*Material shown:*
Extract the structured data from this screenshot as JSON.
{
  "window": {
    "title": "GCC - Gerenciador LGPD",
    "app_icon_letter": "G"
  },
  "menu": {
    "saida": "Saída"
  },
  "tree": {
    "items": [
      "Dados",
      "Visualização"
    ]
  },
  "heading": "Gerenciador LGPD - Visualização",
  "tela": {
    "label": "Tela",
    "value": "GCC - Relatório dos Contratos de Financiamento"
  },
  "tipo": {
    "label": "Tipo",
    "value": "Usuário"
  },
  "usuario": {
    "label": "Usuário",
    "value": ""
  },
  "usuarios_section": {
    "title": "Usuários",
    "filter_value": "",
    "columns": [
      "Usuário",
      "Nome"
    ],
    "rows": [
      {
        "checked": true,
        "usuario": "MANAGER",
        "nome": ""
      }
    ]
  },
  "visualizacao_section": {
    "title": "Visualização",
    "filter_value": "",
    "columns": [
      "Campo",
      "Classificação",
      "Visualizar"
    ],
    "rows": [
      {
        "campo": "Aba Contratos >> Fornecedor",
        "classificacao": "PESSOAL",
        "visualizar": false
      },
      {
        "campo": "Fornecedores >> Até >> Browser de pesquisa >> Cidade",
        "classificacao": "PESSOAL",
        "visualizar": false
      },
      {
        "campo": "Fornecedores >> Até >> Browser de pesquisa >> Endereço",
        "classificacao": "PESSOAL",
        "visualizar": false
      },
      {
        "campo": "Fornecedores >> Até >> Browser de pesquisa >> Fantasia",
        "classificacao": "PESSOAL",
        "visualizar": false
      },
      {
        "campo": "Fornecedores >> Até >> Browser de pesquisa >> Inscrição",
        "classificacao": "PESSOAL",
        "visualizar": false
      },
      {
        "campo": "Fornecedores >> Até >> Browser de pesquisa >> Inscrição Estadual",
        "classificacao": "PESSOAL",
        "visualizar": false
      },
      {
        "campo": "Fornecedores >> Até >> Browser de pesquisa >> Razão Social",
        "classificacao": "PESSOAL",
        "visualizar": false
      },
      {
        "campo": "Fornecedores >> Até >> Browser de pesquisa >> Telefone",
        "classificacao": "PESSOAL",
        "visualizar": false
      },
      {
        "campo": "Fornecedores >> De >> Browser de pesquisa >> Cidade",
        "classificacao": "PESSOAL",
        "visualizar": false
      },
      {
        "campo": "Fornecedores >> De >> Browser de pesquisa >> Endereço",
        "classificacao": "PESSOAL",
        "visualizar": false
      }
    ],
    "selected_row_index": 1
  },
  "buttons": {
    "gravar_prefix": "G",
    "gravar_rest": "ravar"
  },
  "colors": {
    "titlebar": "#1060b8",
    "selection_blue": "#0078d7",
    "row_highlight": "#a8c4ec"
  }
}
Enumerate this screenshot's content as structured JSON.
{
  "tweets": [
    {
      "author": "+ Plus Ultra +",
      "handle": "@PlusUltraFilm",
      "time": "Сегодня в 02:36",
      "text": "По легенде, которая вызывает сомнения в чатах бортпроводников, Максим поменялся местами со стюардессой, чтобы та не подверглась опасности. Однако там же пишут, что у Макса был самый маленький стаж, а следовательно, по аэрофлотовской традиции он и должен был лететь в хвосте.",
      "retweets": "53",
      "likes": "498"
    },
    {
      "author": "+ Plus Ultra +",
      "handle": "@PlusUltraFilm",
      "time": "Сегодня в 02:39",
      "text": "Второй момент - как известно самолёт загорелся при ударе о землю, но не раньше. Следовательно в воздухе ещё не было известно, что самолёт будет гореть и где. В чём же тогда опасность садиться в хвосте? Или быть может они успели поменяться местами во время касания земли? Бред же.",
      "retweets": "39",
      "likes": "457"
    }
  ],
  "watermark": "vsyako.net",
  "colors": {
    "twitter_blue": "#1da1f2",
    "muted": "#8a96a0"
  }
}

*Your goal:*
Retype all the records, matching them exactly.

*Exercise answer:*
Extract the structured data from this screenshot as JSON.
{
  "window": {
    "title": "GCC - Gerenciador LGPD",
    "app_icon_letter": "G"
  },
  "menu": {
    "saida": "Saída"
  },
  "tree": {
    "items": [
      "Dados",
      "Visualização"
    ]
  },
  "heading": "Gerenciador LGPD - Visualização",
  "tela": {
    "label": "Tela",
    "value": "GCC - Relatório dos Contratos de Financiamento"
  },
  "tipo": {
    "label": "Tipo",
    "value": "Usuário"
  },
  "usuario": {
    "label": "Usuário",
    "value": ""
  },
  "usuarios_section": {
    "title": "Usuários",
    "filter_value": "",
    "columns": [
      "Usuário",
      "Nome"
    ],
    "rows": [
      {
        "checked": true,
        "usuario": "MANAGER",
        "nome": ""
      }
    ]
  },
  "visualizacao_section": {
    "title": "Visualização",
    "filter_value": "",
    "columns": [
      "Campo",
      "Classificação",
      "Visualizar"
    ],
    "rows": [
      {
        "campo": "Aba Contratos >> Fornecedor",
        "classificacao": "PESSOAL",
        "visualizar": false
      },
      {
        "campo": "Fornecedores >> Até >> Browser de pesquisa >> Cidade",
        "classificacao": "PESSOAL",
        "visualizar": false
      },
      {
        "campo": "Fornecedores >> Até >> Browser de pesquisa >> Endereço",
        "classificacao": "PESSOAL",
        "visualizar": false
      },
      {
        "campo": "Fornecedores >> Até >> Browser de pesquisa >> Fantasia",
        "classificacao": "PESSOAL",
        "visualizar": false
      },
      {
        "campo": "Fornecedores >> Até >> Browser de pesquisa >> Inscrição",
        "classificacao": "PESSOAL",
        "visualizar": false
      },
      {
        "campo": "Fornecedores >> Até >> Browser de pesquisa >> Inscrição Estadual",
        "classificacao": "PESSOAL",
        "visualizar": false
      },
      {
        "campo": "Fornecedores >> Até >> Browser de pesquisa >> Razão Social",
        "classificacao": "PESSOAL",
        "visualizar": false
      },
      {
        "campo": "Fornecedores >> Até >> Browser de pesquisa >> Telefone",
        "classificacao": "PESSOAL",
        "visualizar": false
      },
      {
        "campo": "Fornecedores >> De >> Browser de pesquisa >> Cidade",
        "classificacao": "PESSOAL",
        "visualizar": false
      },
      {
        "campo": "Fornecedores >> De >> Browser de pesquisa >> Endereço",
        "classificacao": "PESSOAL",
        "visualizar": false
      }
    ],
    "selected_row_index": 1
  },
  "buttons": {
    "gravar_prefix": "G",
    "gravar_rest": "ravar"
  },
  "colors": {
    "titlebar": "#1060b8",
    "selection_blue": "#0078d7",
    "row_highlight": "#a8c4ec"
  }
}
Enumerate this screenshot's content as structured JSON.
{
  "tweets": [
    {
      "author": "+ Plus Ultra +",
      "handle": "@PlusUltraFilm",
      "time": "Сегодня в 02:36",
      "text": "По легенде, которая вызывает сомнения в чатах бортпроводников, Максим поменялся местами со стюардессой, чтобы та не подверглась опасности. Однако там же пишут, что у Макса был самый маленький стаж, а следовательно, по аэрофлотовской традиции он и должен был лететь в хвосте.",
      "retweets": "53",
      "likes": "498"
    },
    {
      "author": "+ Plus Ultra +",
      "handle": "@PlusUltraFilm",
      "time": "Сегодня в 02:39",
      "text": "Второй момент - как известно самолёт загорелся при ударе о землю, но не раньше. Следовательно в воздухе ещё не было известно, что самолёт будет гореть и где. В чём же тогда опасность садиться в хвосте? Или быть может они успели поменяться местами во время касания земли? Бред же.",
      "retweets": "39",
      "likes": "457"
    }
  ],
  "watermark": "vsyako.net",
  "colors": {
    "twitter_blue": "#1da1f2",
    "muted": "#8a96a0"
  }
}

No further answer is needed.